▶ **WRITTEN TASK**: Of all the lines in these entries, how many contain the string "Kiruna"? Give only that count.

▶ **STORED DATA**:
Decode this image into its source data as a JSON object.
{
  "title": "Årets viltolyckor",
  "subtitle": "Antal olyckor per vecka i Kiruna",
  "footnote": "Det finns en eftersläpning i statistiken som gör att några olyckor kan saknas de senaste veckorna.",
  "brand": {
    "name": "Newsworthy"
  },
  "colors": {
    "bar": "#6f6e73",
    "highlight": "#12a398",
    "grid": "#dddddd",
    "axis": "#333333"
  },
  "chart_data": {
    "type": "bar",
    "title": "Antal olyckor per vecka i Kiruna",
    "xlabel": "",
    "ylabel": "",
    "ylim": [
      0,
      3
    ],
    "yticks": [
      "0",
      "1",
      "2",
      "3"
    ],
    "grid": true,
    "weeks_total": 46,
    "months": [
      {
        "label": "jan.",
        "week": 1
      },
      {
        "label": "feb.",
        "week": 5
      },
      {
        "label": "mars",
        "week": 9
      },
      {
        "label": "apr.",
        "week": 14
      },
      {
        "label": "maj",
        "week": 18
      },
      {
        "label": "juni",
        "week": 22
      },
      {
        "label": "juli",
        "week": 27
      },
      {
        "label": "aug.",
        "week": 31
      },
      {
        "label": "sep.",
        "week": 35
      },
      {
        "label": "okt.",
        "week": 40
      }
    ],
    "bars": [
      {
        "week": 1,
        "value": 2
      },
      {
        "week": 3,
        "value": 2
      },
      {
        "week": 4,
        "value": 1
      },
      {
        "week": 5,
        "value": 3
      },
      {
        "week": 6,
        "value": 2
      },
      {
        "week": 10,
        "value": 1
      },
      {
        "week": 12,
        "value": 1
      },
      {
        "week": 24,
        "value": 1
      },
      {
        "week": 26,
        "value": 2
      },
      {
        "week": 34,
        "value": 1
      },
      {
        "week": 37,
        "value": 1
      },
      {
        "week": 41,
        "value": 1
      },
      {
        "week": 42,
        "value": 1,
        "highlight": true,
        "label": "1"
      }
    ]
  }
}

▶ **RESPONSE TO THIS EXERCISE**: 2